> **Task**: Find the lines containing "text" and say how many there are, with no other words.

> **Material supplied**:
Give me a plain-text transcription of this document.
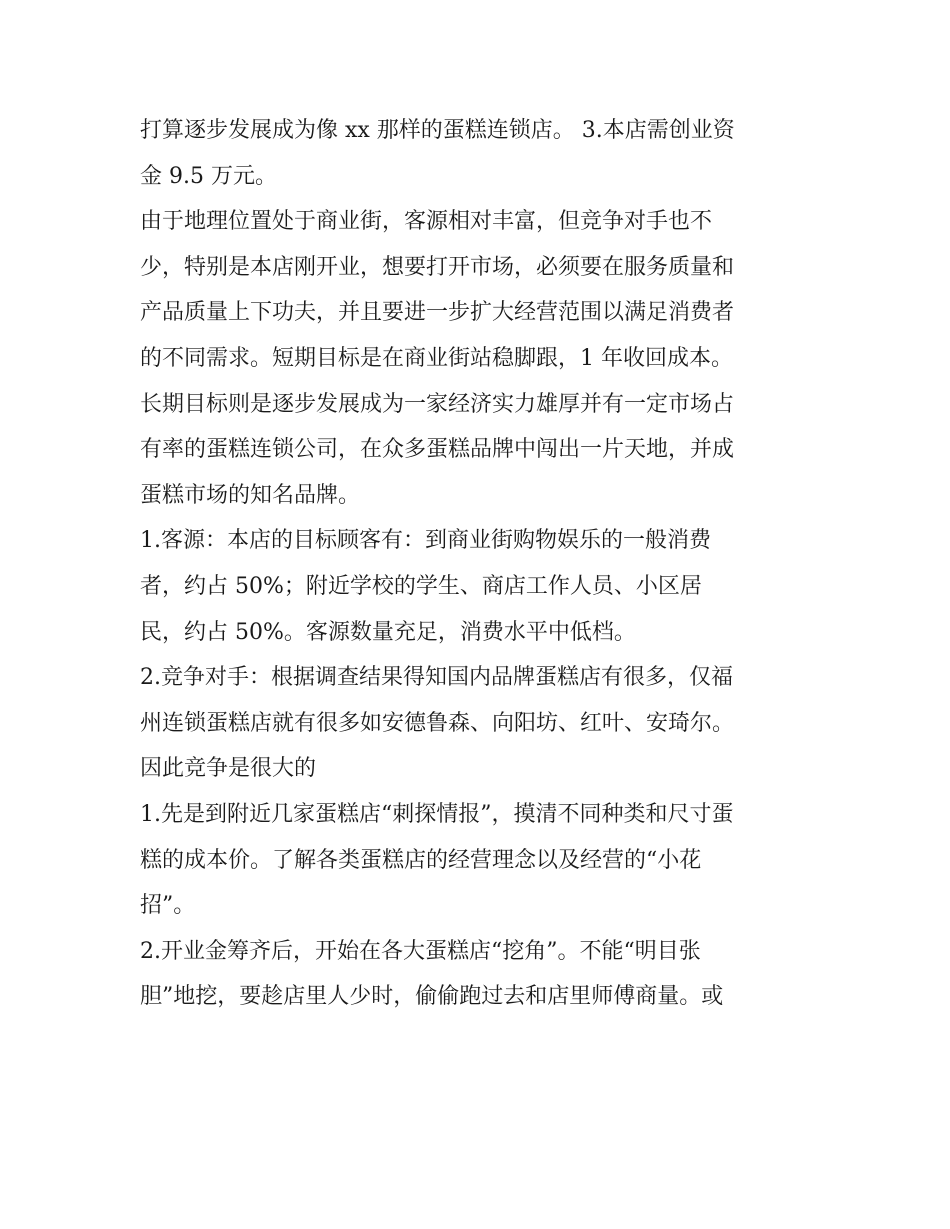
打算逐步发展成为像 xx 那样的蛋糕连锁店。 3.本店需创业资
金 9.5 万元。
由于地理位置处于商业街，客源相对丰富，但竞争对手也不
少，特别是本店刚开业，想要打开市场，必须要在服务质量和
产品质量上下功夫，并且要进一步扩大经营范围以满足消费者
的不同需求。短期目标是在商业街站稳脚跟，1 年收回成本。
长期目标则是逐步发展成为一家经济实力雄厚并有一定市场占
有率的蛋糕连锁公司，在众多蛋糕品牌中闯出一片天地，并成
蛋糕市场的知名品牌。
1.客源：本店的目标顾客有：到商业街购物娱乐的一般消费
者，约占 50%；附近学校的学生、商店工作人员、小区居
民，约占 50%。客源数量充足，消费水平中低档。
2.竞争对手：根据调查结果得知国内品牌蛋糕店有很多，仅福
州连锁蛋糕店就有很多如安德鲁森、向阳坊、红叶、安琦尔。
因此竞争是很大的
1.先是到附近几家蛋糕店“刺探情报”，摸清不同种类和尺寸蛋
糕的成本价。了解各类蛋糕店的经营理念以及经营的“小花
招”。
2.开业金筹齐后，开始在各大蛋糕店“挖角”。不能“明目张
胆”地挖，要趁店里人少时，偷偷跑过去和店里师傅商量。或
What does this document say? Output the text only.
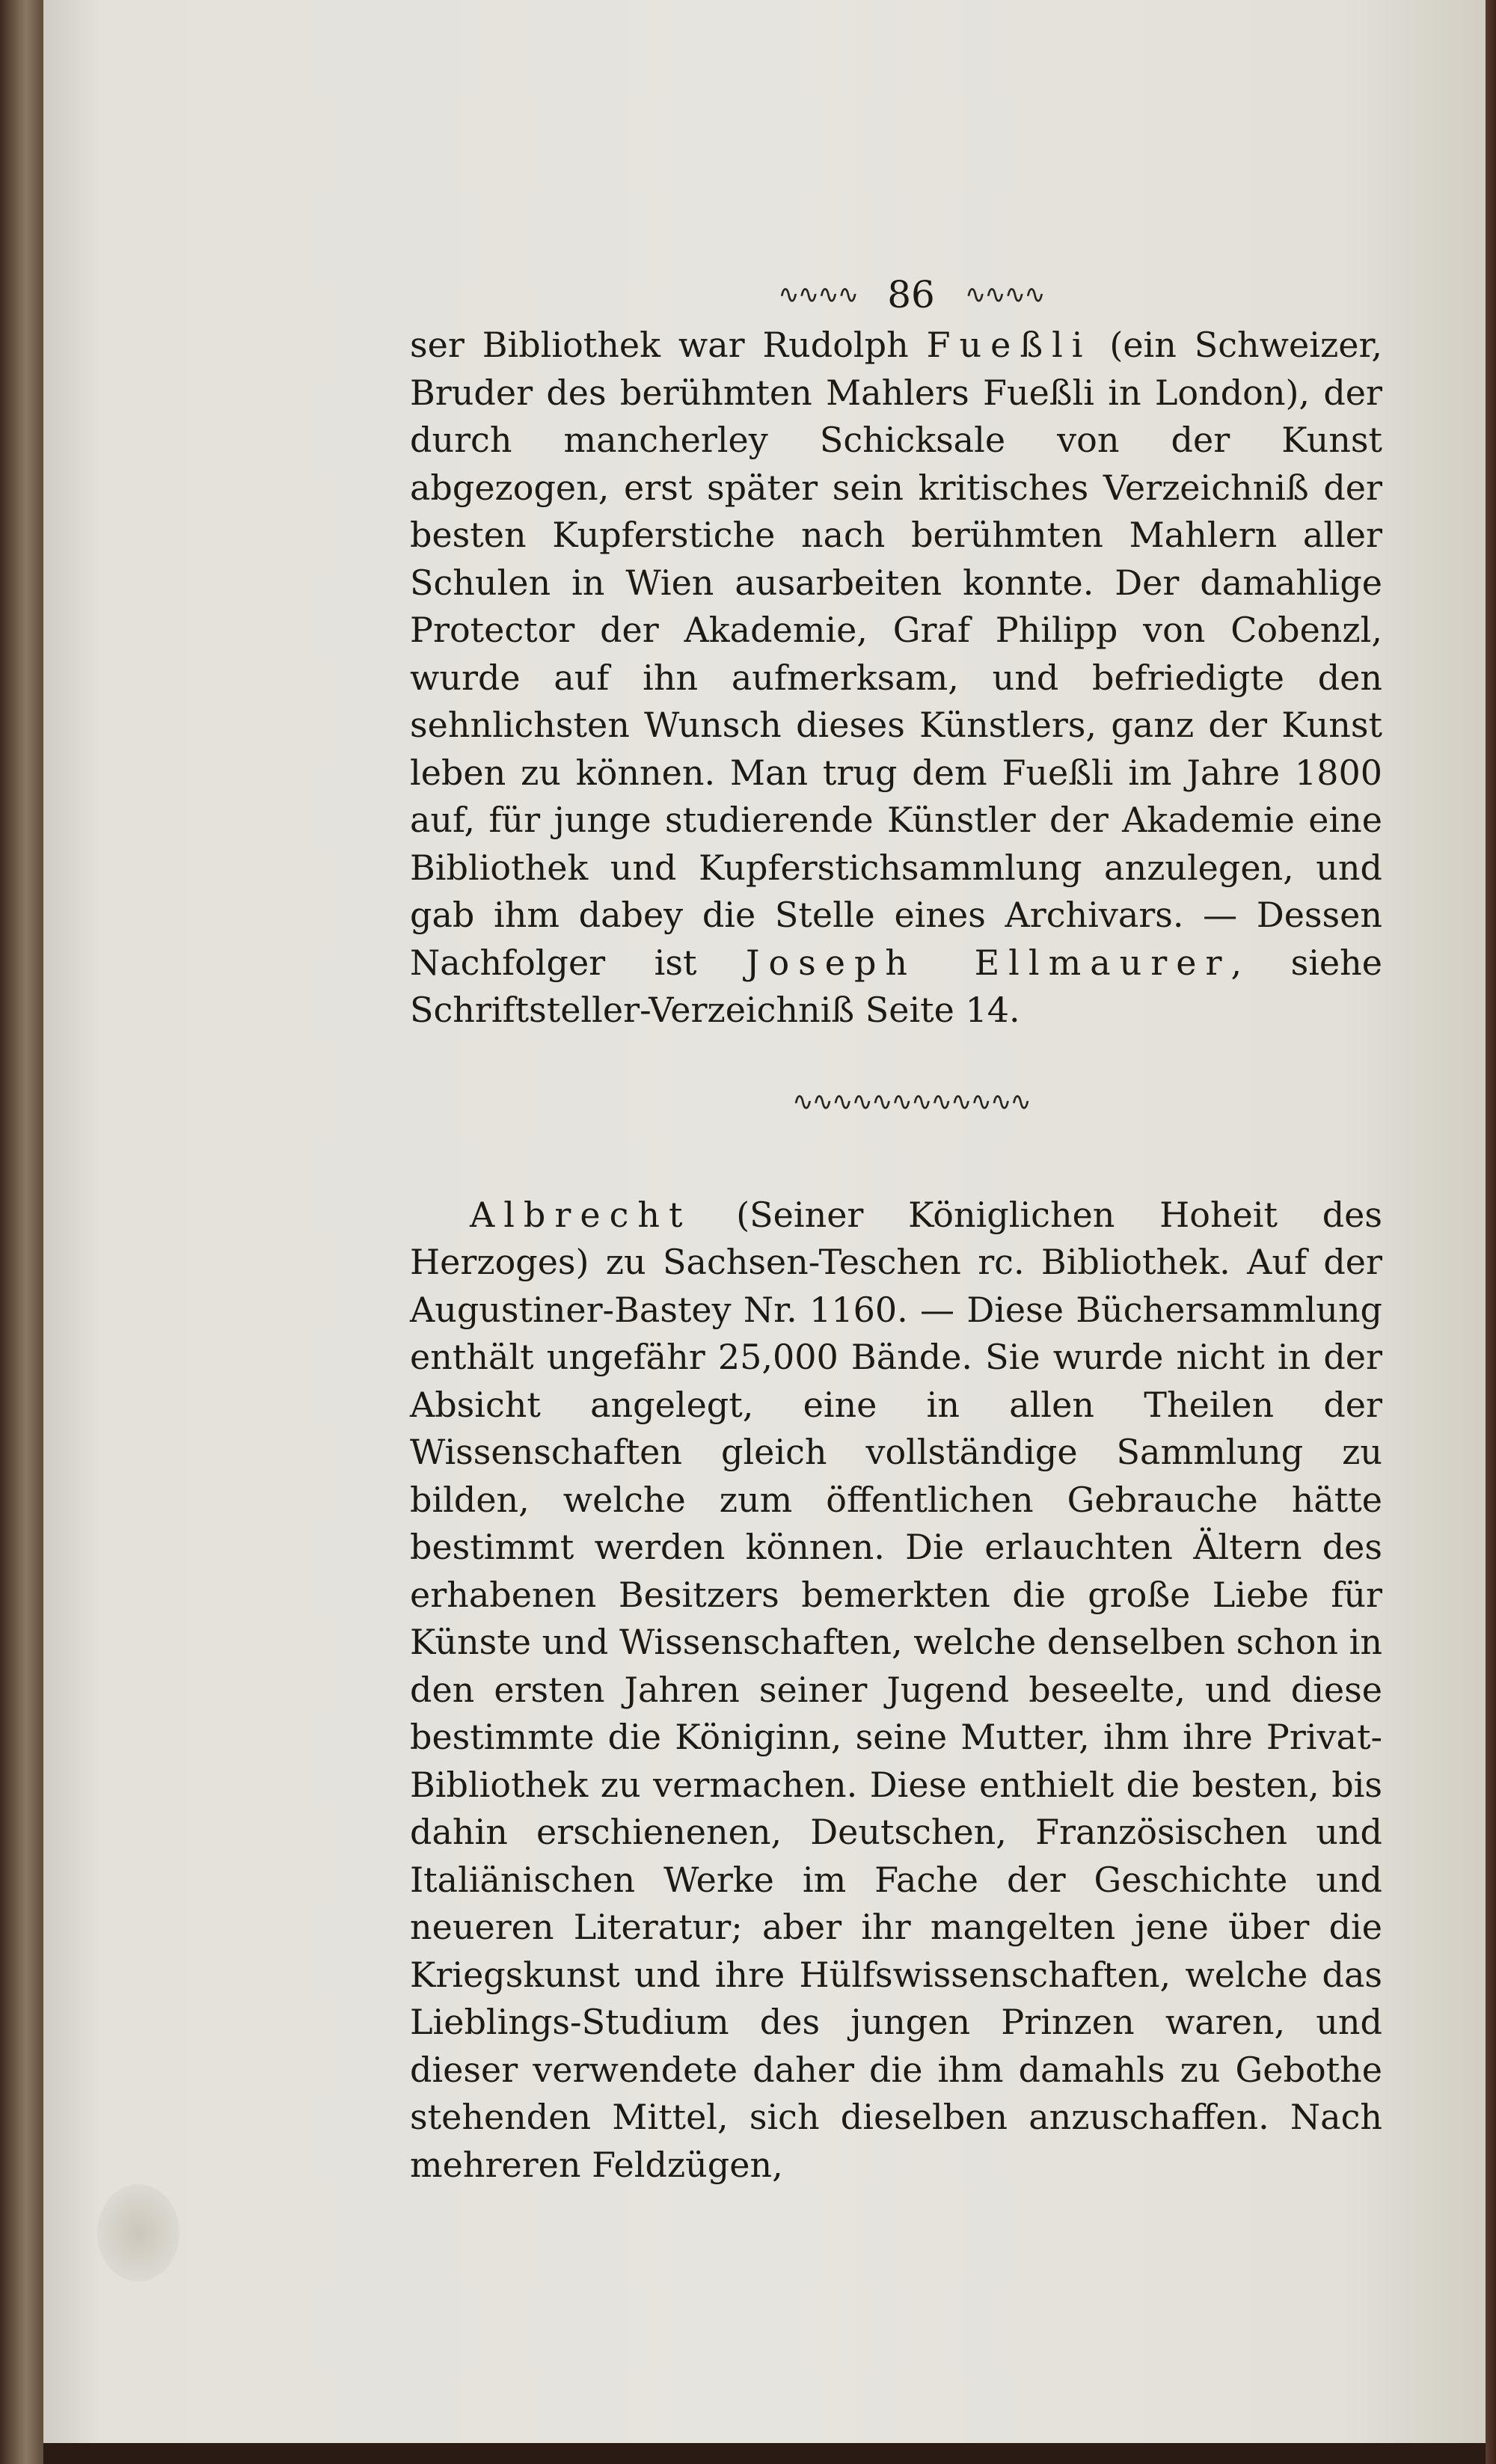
∿∿∿∿ 86 ∿∿∿∿

ser Bibliothek war Rudolph Fueßli (ein Schweizer, Bruder des berühmten Mahlers Fueßli in London), der durch mancherley Schicksale von der Kunst abgezogen, erst später sein kritisches Verzeichniß der besten Kupferstiche nach berühmten Mahlern aller Schulen in Wien ausarbeiten konnte. Der damahlige Protector der Akademie, Graf Philipp von Cobenzl, wurde auf ihn aufmerksam, und befriedigte den sehnlichsten Wunsch dieses Künstlers, ganz der Kunst leben zu können. Man trug dem Fueßli im Jahre 1800 auf, für junge studierende Künstler der Akademie eine Bibliothek und Kupferstichsammlung anzulegen, und gab ihm dabey die Stelle eines Archivars. — Dessen Nachfolger ist Joseph Ellmaurer, siehe Schriftsteller-Verzeichniß Seite 14.

∿∿∿∿∿∿∿∿∿∿∿∿

Albrecht (Seiner Königlichen Hoheit des Herzoges) zu Sachsen-Teschen rc. Bibliothek. Auf der Augustiner-Bastey Nr. 1160. — Diese Büchersammlung enthält ungefähr 25,000 Bände. Sie wurde nicht in der Absicht angelegt, eine in allen Theilen der Wissenschaften gleich vollständige Sammlung zu bilden, welche zum öffentlichen Gebrauche hätte bestimmt werden können. Die erlauchten Ältern des erhabenen Besitzers bemerkten die große Liebe für Künste und Wissenschaften, welche denselben schon in den ersten Jahren seiner Jugend beseelte, und diese bestimmte die Königinn, seine Mutter, ihm ihre Privat-Bibliothek zu vermachen. Diese enthielt die besten, bis dahin erschienenen, Deutschen, Französischen und Italiänischen Werke im Fache der Geschichte und neueren Literatur; aber ihr mangelten jene über die Kriegskunst und ihre Hülfswissenschaften, welche das Lieblings-Studium des jungen Prinzen waren, und dieser verwendete daher die ihm damahls zu Gebothe stehenden Mittel, sich dieselben anzuschaffen. Nach mehreren Feldzügen,
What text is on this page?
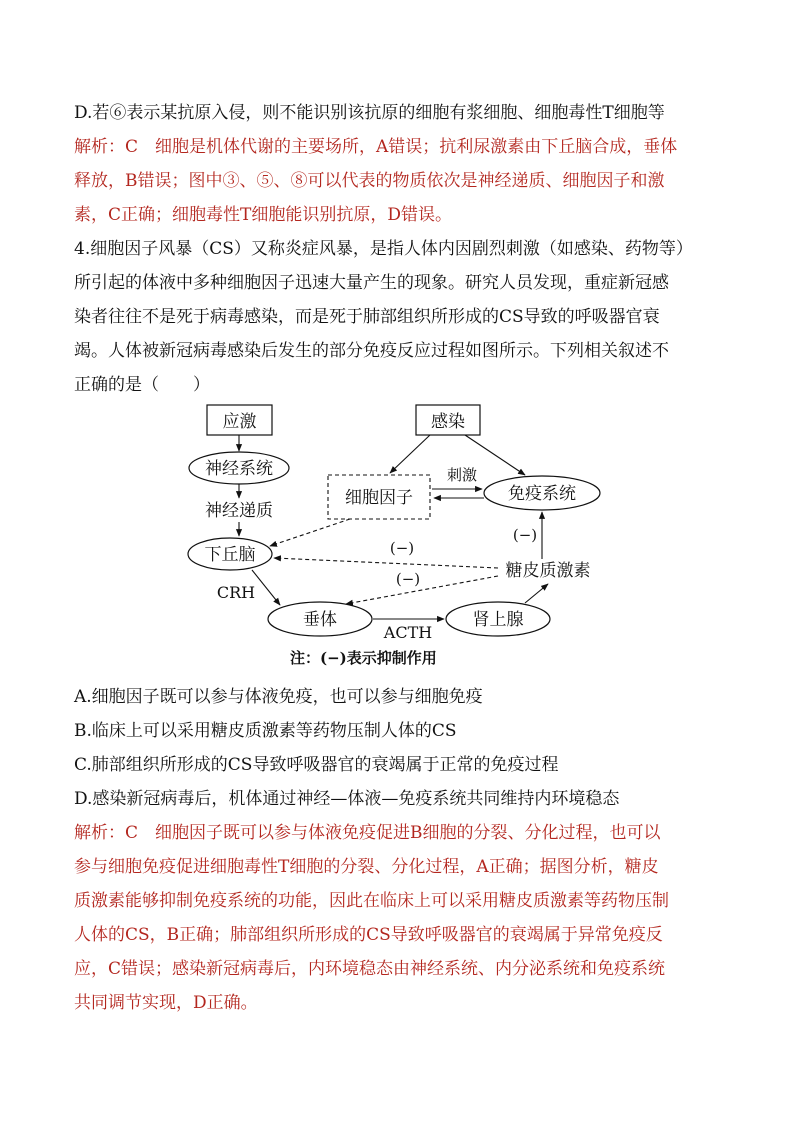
D.若⑥表示某抗原入侵，则不能识别该抗原的细胞有浆细胞、细胞毒性T细胞等
解析：C　细胞是机体代谢的主要场所，A错误；抗利尿激素由下丘脑合成，垂体
释放，B错误；图中③、⑤、⑧可以代表的物质依次是神经递质、细胞因子和激
素，C正确；细胞毒性T细胞能识别抗原，D错误。
4.细胞因子风暴（CS）又称炎症风暴，是指人体内因剧烈刺激（如感染、药物等）
所引起的体液中多种细胞因子迅速大量产生的现象。研究人员发现，重症新冠感
染者往往不是死于病毒感染，而是死于肺部组织所形成的CS导致的呼吸器官衰
竭。人体被新冠病毒感染后发生的部分免疫反应过程如图所示。下列相关叙述不
正确的是（　　）
应激	感染
神经系统
神经递质
下丘脑
细胞因子	免疫系统
刺激
糖皮质激素
(−)
(−)
(−)
CRH
垂体	肾上腺
ACTH
注：(−)表示抑制作用
A.细胞因子既可以参与体液免疫，也可以参与细胞免疫
B.临床上可以采用糖皮质激素等药物压制人体的CS
C.肺部组织所形成的CS导致呼吸器官的衰竭属于正常的免疫过程
D.感染新冠病毒后，机体通过神经—体液—免疫系统共同维持内环境稳态
解析：C　细胞因子既可以参与体液免疫促进B细胞的分裂、分化过程，也可以
参与细胞免疫促进细胞毒性T细胞的分裂、分化过程，A正确；据图分析，糖皮
质激素能够抑制免疫系统的功能，因此在临床上可以采用糖皮质激素等药物压制
人体的CS，B正确；肺部组织所形成的CS导致呼吸器官的衰竭属于异常免疫反
应，C错误；感染新冠病毒后，内环境稳态由神经系统、内分泌系统和免疫系统
共同调节实现，D正确。
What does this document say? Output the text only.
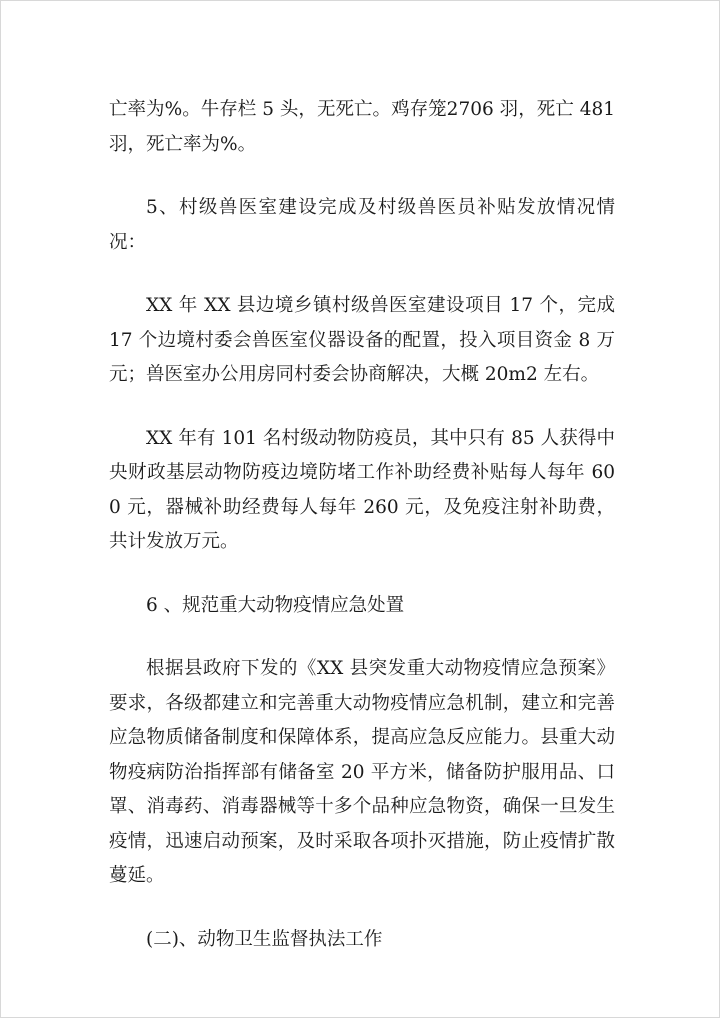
亡率为%。牛存栏 5 头，无死亡。鸡存笼2706 羽，死亡 481 羽，死亡率为%。

5、村级兽医室建设完成及村级兽医员补贴发放情况情况：

XX 年 XX 县边境乡镇村级兽医室建设项目 17 个，完成17 个边境村委会兽医室仪器设备的配置，投入项目资金 8 万元；兽医室办公用房同村委会协商解决，大概 20m2 左右。

XX 年有 101 名村级动物防疫员，其中只有 85 人获得中央财政基层动物防疫边境防堵工作补助经费补贴每人每年 60 0 元，器械补助经费每人每年 260 元，及免疫注射补助费，共计发放万元。

6 、规范重大动物疫情应急处置

根据县政府下发的《XX 县突发重大动物疫情应急预案》要求，各级都建立和完善重大动物疫情应急机制，建立和完善应急物质储备制度和保障体系，提高应急反应能力。县重大动物疫病防治指挥部有储备室 20 平方米，储备防护服用品、口罩、消毒药、消毒器械等十多个品种应急物资，确保一旦发生疫情，迅速启动预案，及时采取各项扑灭措施，防止疫情扩散蔓延。

(二)、动物卫生监督执法工作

> **Solution for this problem**: 4